6. Selbstwahrnehmung – Fremdwahrnehmung
Dieser Aspekt des Raumes hat viel mit dem vorherigen Punkt der Performance zu tun. Der Fokus liegt nun allerdings weniger auf dem Zeigen eines Handlungsablaufes sondern mehr auf der eigenen Wahrnehmung dieses Handlungsablaufes. Es bietet sich an, bei einer mehrstündigen Arbeit mit dem Raum den Aspekt der Performance und der Selbst- beziehungsweise Fremdwahrnehmung aneinander anzuschließen und miteinander zu verknüpfen.
Wie fühle ich mich, wenn ich mich im Raum befinde und bewege? Welchen Bewegungsspielraum gibt mir der Raum in seinen Maßen vor? Welche Körperhaltung, zum Beispiel aufrecht stehen, muss ich durch ihn aufgeben und welche neue Haltung, eventuell gebückt, gekrümmt, zusammengerollt etc., nehme ich durch ihn an? Was macht diese Haltungsveränderung innerlich mit mir?

Daten zum Dokumentverständnis:
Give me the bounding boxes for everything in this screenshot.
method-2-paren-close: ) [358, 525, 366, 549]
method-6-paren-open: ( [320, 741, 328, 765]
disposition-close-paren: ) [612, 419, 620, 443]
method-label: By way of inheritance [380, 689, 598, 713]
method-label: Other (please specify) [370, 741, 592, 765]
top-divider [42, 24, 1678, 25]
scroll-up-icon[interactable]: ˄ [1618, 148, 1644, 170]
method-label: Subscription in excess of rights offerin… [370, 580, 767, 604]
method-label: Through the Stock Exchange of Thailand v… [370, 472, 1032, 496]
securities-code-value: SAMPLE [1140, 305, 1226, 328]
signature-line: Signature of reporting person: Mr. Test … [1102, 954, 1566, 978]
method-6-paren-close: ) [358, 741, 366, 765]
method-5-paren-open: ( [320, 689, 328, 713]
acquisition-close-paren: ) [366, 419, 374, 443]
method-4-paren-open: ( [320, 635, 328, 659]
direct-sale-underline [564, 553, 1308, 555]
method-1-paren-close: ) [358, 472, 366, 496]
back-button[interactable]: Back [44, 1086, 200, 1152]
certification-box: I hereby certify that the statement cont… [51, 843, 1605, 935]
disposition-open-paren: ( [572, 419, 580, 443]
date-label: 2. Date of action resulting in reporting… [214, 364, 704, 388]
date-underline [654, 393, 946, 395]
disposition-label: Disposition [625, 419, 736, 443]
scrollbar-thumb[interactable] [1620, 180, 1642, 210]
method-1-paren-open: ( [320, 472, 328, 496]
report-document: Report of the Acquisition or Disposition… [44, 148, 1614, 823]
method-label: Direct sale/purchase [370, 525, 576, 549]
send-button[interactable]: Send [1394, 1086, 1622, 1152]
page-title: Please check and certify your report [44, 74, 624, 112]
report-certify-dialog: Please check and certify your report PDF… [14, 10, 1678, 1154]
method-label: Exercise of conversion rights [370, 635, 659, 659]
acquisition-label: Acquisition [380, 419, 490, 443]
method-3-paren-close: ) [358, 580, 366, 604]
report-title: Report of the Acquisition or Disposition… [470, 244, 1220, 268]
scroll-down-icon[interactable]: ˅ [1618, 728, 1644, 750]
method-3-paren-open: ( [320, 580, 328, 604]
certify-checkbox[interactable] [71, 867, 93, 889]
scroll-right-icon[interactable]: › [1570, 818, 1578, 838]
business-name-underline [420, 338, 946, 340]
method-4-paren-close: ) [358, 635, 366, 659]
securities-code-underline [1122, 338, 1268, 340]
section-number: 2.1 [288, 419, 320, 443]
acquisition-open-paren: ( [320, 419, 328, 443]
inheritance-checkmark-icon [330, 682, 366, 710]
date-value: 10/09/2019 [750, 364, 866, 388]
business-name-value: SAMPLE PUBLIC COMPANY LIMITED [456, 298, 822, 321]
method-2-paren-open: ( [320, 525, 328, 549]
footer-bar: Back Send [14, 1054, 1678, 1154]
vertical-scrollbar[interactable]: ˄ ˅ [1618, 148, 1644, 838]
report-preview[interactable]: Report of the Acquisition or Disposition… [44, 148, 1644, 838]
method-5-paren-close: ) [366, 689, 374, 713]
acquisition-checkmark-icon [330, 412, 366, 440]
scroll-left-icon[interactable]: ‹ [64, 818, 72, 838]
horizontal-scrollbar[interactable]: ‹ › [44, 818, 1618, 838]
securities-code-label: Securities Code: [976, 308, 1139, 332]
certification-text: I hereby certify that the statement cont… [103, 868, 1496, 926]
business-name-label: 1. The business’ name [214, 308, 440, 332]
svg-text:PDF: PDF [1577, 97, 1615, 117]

ARBEITSAUFTRAG 1:
Nenne alle Körperhaltungen, die der Text über Selbst- und Fremdwahrnehmung als Beispiele anführt.
ARBEITSAUFTRAG 2:
Wiederhole den Text über Selbst- und Fremdwahrnehmung wortgetreu, beginnend bei "6. Selbstwahrnehmung –" und weiter bis einschließlich "miteinander zu verknüpfen.".
ARBEITSAUFTRAG 3:
Führe den Text über Selbst- und Fremdwahrnehmung nach seinem letzten Satz weiter.

ANTWORTFELD 1:
- aufrecht stehen
- gebückt
- gekrümmt
- zusammengerollt

ANTWORTFELD 2:
6. Selbstwahrnehmung – Fremdwahrnehmung
Dieser Aspekt des Raumes hat viel mit dem vorherigen Punkt der Performance zu tun. Der Fokus liegt nun allerdings weniger auf dem Zeigen eines Handlungsablaufes sondern mehr auf der eigenen Wahrnehmung dieses Handlungsablaufes. Es bietet sich an, bei einer mehrstündigen Arbeit mit dem Raum den Aspekt der Performance und der Selbst- beziehungsweise Fremdwahrnehmung aneinander anzuschließen und miteinander zu verknüpfen.

ANTWORTFELD 3:
Wie agiere ich, sobald sich eine zweite oder dritte Person mit mir im Raum befinden? In wie fern müssen wir unser Bewegungsspektrum aneinander anpassen? Was passiert bei Nicht Anpassung? Wie kann ich die gemachten Wahrnehmungserfahrungen auf mein Kunst schaffen anwenden? Worauf werde ich das nächste Mal, wenn ich eine Skulptur oder Installation und ähnliches entwerfe genauer achten?
Wie kann ich die gemachten Wahrnehmungserfahrungen auf die Lesart von Kunst anwenden? Welche körperlichen Aspekte werde ich mir bei der Analyse eines Werkes genauer ansehen?
Das Phänomen kann wie bereits oben angesprochen ebenfalls von einem Teil der Gruppe am eigenen Körper und vom Rest der Gruppe im Beobachten und anschließenden Austausch mit der ersten Gruppe auch als aktiver Zuschauer empfunden werden.
Bei dem Austausch der Gruppe ist es besonders interessant, auch den Unterschied zwischen Selbstwahrnehmung und Fremdwahrnehmung zu erörtern und diesen in Bezug auf Kunst schaffen und Kunst erleben zu diskutieren.

7. Exklusion und Inklusion in Kunst und Gesellschaft
Welche räumliche und inhaltliche Situation schafft der Raum, sobald sich verschiedene Personenkonstellationen im großen Raum mit dem Raum bewegen? Beispiel: Zwei Personen befinden sich im Raum, der Rest der Gruppe befindet sich um den Raum herum im großen Raum. Oder: Niemand befindet sich im Raum, jeder steht in einem unterschiedlichen Abstand zum Raum im großen Raum.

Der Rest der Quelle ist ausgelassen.